◆ Goal
Reproduce the listing word for word. Skip any image.

◇ ◇ ◇ ◇ ◇

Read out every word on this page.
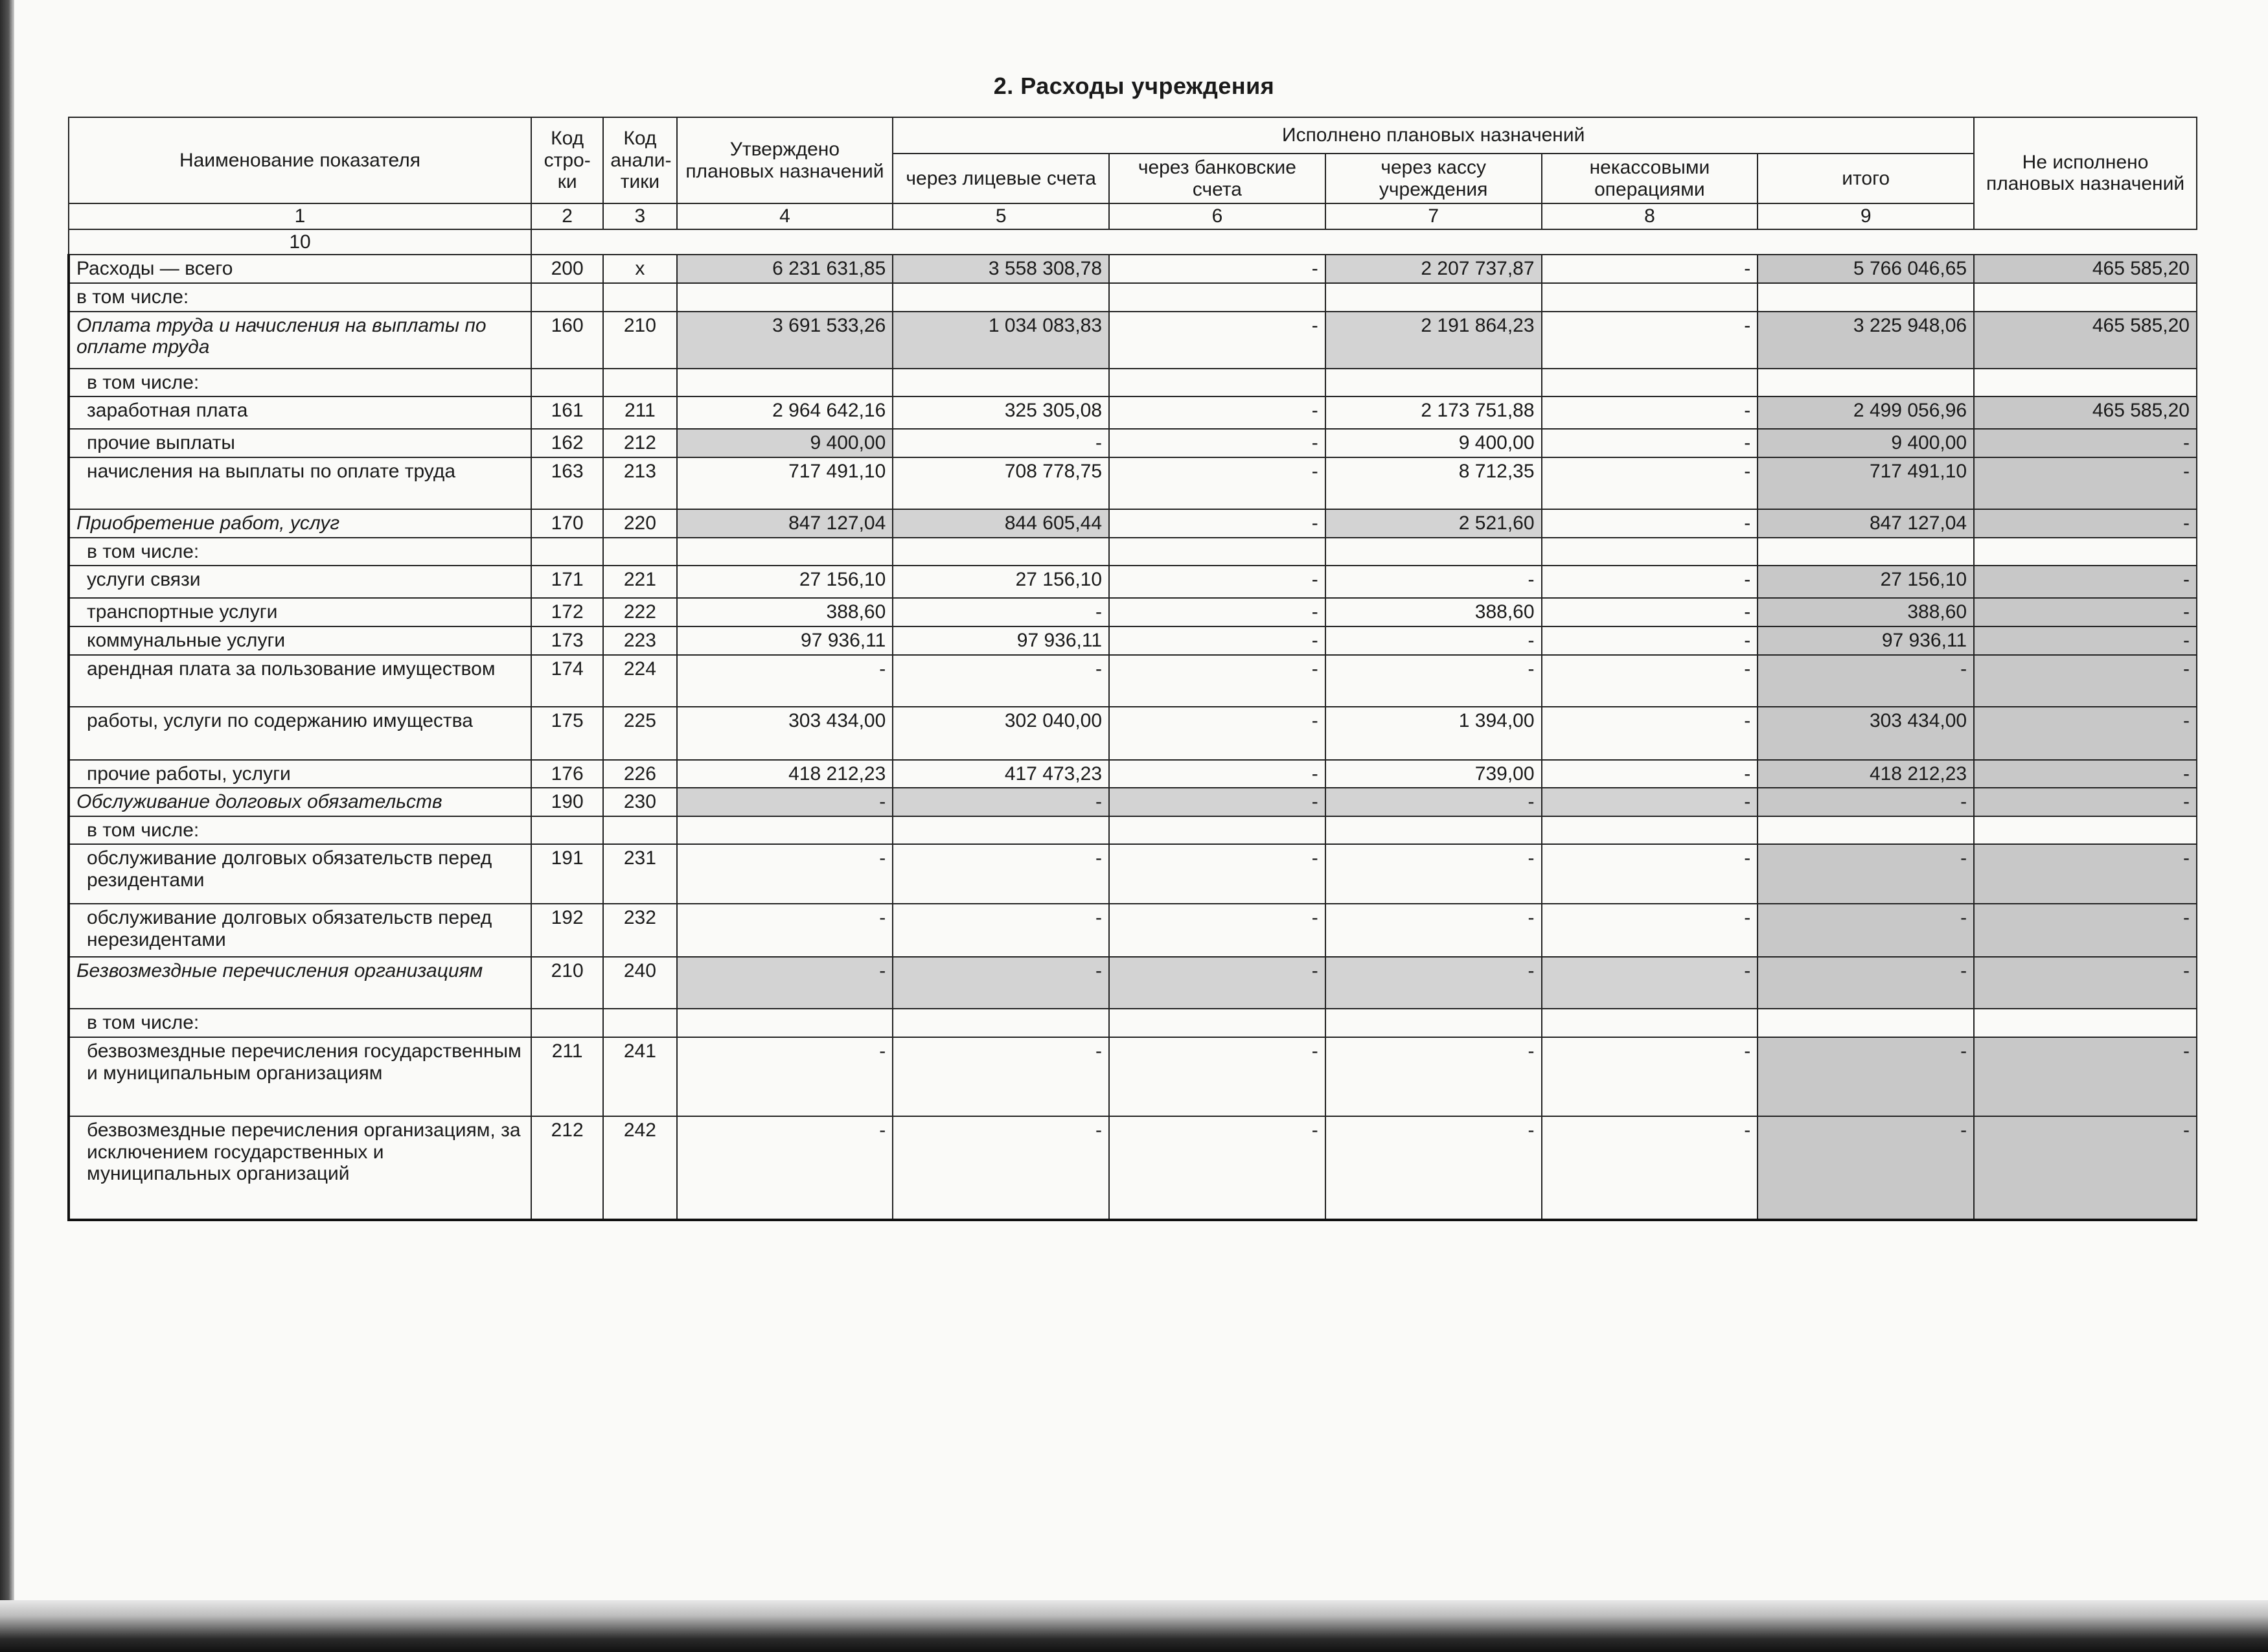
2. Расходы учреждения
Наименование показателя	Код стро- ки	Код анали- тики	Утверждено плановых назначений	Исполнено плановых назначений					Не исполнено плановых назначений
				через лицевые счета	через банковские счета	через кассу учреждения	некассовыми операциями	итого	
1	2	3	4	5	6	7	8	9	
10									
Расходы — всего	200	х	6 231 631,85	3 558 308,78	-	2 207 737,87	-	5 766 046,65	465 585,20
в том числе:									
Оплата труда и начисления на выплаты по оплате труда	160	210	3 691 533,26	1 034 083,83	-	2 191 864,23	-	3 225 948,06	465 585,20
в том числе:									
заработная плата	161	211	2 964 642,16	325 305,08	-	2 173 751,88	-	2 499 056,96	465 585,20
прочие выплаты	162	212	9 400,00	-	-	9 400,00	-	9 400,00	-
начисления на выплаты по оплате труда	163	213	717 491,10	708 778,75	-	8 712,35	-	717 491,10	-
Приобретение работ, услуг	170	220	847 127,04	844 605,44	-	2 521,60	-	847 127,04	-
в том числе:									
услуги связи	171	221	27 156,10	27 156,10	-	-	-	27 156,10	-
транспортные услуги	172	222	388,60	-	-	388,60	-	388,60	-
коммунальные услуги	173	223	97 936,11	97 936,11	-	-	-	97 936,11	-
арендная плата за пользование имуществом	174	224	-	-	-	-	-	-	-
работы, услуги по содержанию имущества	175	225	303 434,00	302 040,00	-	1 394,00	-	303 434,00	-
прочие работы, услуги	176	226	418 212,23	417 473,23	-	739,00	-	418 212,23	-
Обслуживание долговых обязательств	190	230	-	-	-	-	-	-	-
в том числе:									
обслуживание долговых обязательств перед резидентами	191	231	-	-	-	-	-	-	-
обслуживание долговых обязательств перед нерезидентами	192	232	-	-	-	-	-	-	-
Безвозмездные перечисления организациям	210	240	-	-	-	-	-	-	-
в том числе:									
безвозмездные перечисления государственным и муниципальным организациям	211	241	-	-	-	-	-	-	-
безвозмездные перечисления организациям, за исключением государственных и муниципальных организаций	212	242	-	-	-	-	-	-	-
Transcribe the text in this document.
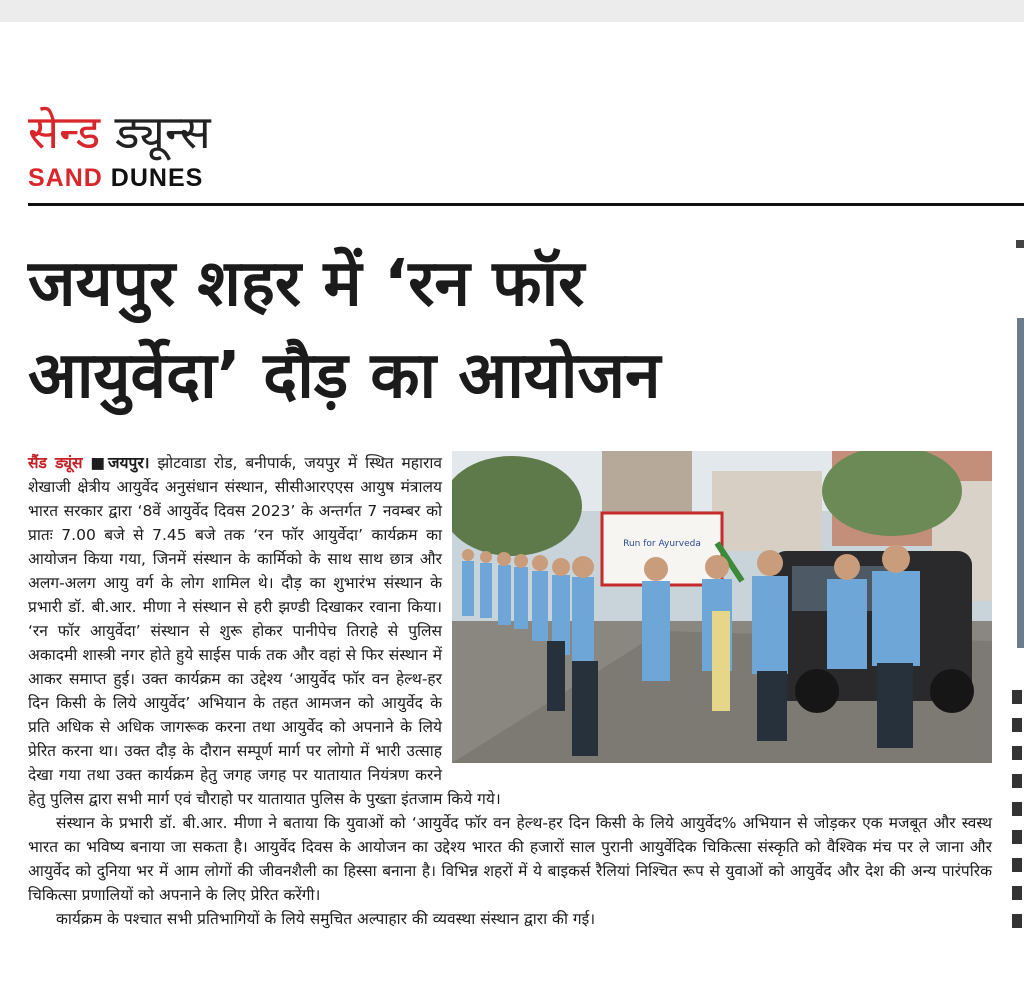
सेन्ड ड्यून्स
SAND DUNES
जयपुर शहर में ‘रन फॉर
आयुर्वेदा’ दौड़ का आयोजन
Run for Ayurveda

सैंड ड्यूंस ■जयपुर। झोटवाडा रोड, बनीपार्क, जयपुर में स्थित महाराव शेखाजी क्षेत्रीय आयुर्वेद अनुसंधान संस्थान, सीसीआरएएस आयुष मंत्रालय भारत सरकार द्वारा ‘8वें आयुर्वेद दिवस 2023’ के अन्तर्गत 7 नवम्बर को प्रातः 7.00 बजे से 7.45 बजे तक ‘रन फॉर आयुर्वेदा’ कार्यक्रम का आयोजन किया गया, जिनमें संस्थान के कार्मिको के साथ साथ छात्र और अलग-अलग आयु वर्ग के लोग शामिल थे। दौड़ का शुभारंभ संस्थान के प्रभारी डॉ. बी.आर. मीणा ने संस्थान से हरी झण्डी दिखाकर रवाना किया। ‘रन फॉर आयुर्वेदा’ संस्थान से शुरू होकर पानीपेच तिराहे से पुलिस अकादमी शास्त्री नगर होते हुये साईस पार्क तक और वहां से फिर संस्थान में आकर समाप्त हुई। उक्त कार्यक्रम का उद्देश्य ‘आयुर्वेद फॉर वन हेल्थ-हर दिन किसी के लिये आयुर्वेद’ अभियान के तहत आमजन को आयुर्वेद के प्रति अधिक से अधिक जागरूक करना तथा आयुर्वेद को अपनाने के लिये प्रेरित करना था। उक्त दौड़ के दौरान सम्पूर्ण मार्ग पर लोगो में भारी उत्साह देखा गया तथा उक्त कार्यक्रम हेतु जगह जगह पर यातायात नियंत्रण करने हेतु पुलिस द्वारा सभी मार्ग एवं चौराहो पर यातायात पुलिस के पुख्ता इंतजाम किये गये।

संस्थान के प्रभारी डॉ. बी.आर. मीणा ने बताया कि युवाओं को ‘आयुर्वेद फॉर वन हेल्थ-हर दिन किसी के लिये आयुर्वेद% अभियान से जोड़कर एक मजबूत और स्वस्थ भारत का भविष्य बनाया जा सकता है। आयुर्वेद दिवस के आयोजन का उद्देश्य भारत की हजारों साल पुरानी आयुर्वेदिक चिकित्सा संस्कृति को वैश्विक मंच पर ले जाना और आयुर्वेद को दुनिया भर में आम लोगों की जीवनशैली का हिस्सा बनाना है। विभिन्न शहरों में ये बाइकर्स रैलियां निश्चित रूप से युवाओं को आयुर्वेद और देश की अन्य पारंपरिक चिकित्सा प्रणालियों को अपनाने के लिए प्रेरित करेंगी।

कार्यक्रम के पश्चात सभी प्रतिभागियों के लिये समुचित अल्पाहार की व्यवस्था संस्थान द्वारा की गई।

◇ ◇ ◇ ◇ ◇

◆ Answer to the exercise
Read out every word on this page.
2. Расходы учреждения
Наименование показателя	Код стро- ки	Код анали- тики	Утверждено плановых назначений	Исполнено плановых назначений					Не исполнено плановых назначений
				через лицевые счета	через банковские счета	через кассу учреждения	некассовыми операциями	итого	
1	2	3	4	5	6	7	8	9	
10									
Расходы — всего	200	х	6 231 631,85	3 558 308,78	-	2 207 737,87	-	5 766 046,65	465 585,20
в том числе:									
Оплата труда и начисления на выплаты по оплате труда	160	210	3 691 533,26	1 034 083,83	-	2 191 864,23	-	3 225 948,06	465 585,20
в том числе:									
заработная плата	161	211	2 964 642,16	325 305,08	-	2 173 751,88	-	2 499 056,96	465 585,20
прочие выплаты	162	212	9 400,00	-	-	9 400,00	-	9 400,00	-
начисления на выплаты по оплате труда	163	213	717 491,10	708 778,75	-	8 712,35	-	717 491,10	-
Приобретение работ, услуг	170	220	847 127,04	844 605,44	-	2 521,60	-	847 127,04	-
в том числе:									
услуги связи	171	221	27 156,10	27 156,10	-	-	-	27 156,10	-
транспортные услуги	172	222	388,60	-	-	388,60	-	388,60	-
коммунальные услуги	173	223	97 936,11	97 936,11	-	-	-	97 936,11	-
арендная плата за пользование имуществом	174	224	-	-	-	-	-	-	-
работы, услуги по содержанию имущества	175	225	303 434,00	302 040,00	-	1 394,00	-	303 434,00	-
прочие работы, услуги	176	226	418 212,23	417 473,23	-	739,00	-	418 212,23	-
Обслуживание долговых обязательств	190	230	-	-	-	-	-	-	-
в том числе:									
обслуживание долговых обязательств перед резидентами	191	231	-	-	-	-	-	-	-
обслуживание долговых обязательств перед нерезидентами	192	232	-	-	-	-	-	-	-
Безвозмездные перечисления организациям	210	240	-	-	-	-	-	-	-
в том числе:									
безвозмездные перечисления государственным и муниципальным организациям	211	241	-	-	-	-	-	-	-
безвозмездные перечисления организациям, за исключением государственных и муниципальных организаций	212	242	-	-	-	-	-	-	-
Transcribe the text in this document.
सेन्ड ड्यून्स
SAND DUNES
जयपुर शहर में ‘रन फॉर
आयुर्वेदा’ दौड़ का आयोजन
Run for Ayurveda

सैंड ड्यूंस ■जयपुर। झोटवाडा रोड, बनीपार्क, जयपुर में स्थित महाराव शेखाजी क्षेत्रीय आयुर्वेद अनुसंधान संस्थान, सीसीआरएएस आयुष मंत्रालय भारत सरकार द्वारा ‘8वें आयुर्वेद दिवस 2023’ के अन्तर्गत 7 नवम्बर को प्रातः 7.00 बजे से 7.45 बजे तक ‘रन फॉर आयुर्वेदा’ कार्यक्रम का आयोजन किया गया, जिनमें संस्थान के कार्मिको के साथ साथ छात्र और अलग-अलग आयु वर्ग के लोग शामिल थे। दौड़ का शुभारंभ संस्थान के प्रभारी डॉ. बी.आर. मीणा ने संस्थान से हरी झण्डी दिखाकर रवाना किया। ‘रन फॉर आयुर्वेदा’ संस्थान से शुरू होकर पानीपेच तिराहे से पुलिस अकादमी शास्त्री नगर होते हुये साईस पार्क तक और वहां से फिर संस्थान में आकर समाप्त हुई। उक्त कार्यक्रम का उद्देश्य ‘आयुर्वेद फॉर वन हेल्थ-हर दिन किसी के लिये आयुर्वेद’ अभियान के तहत आमजन को आयुर्वेद के प्रति अधिक से अधिक जागरूक करना तथा आयुर्वेद को अपनाने के लिये प्रेरित करना था। उक्त दौड़ के दौरान सम्पूर्ण मार्ग पर लोगो में भारी उत्साह देखा गया तथा उक्त कार्यक्रम हेतु जगह जगह पर यातायात नियंत्रण करने हेतु पुलिस द्वारा सभी मार्ग एवं चौराहो पर यातायात पुलिस के पुख्ता इंतजाम किये गये।

संस्थान के प्रभारी डॉ. बी.आर. मीणा ने बताया कि युवाओं को ‘आयुर्वेद फॉर वन हेल्थ-हर दिन किसी के लिये आयुर्वेद% अभियान से जोड़कर एक मजबूत और स्वस्थ भारत का भविष्य बनाया जा सकता है। आयुर्वेद दिवस के आयोजन का उद्देश्य भारत की हजारों साल पुरानी आयुर्वेदिक चिकित्सा संस्कृति को वैश्विक मंच पर ले जाना और आयुर्वेद को दुनिया भर में आम लोगों की जीवनशैली का हिस्सा बनाना है। विभिन्न शहरों में ये बाइकर्स रैलियां निश्चित रूप से युवाओं को आयुर्वेद और देश की अन्य पारंपरिक चिकित्सा प्रणालियों को अपनाने के लिए प्रेरित करेंगी।

कार्यक्रम के पश्चात सभी प्रतिभागियों के लिये समुचित अल्पाहार की व्यवस्था संस्थान द्वारा की गई।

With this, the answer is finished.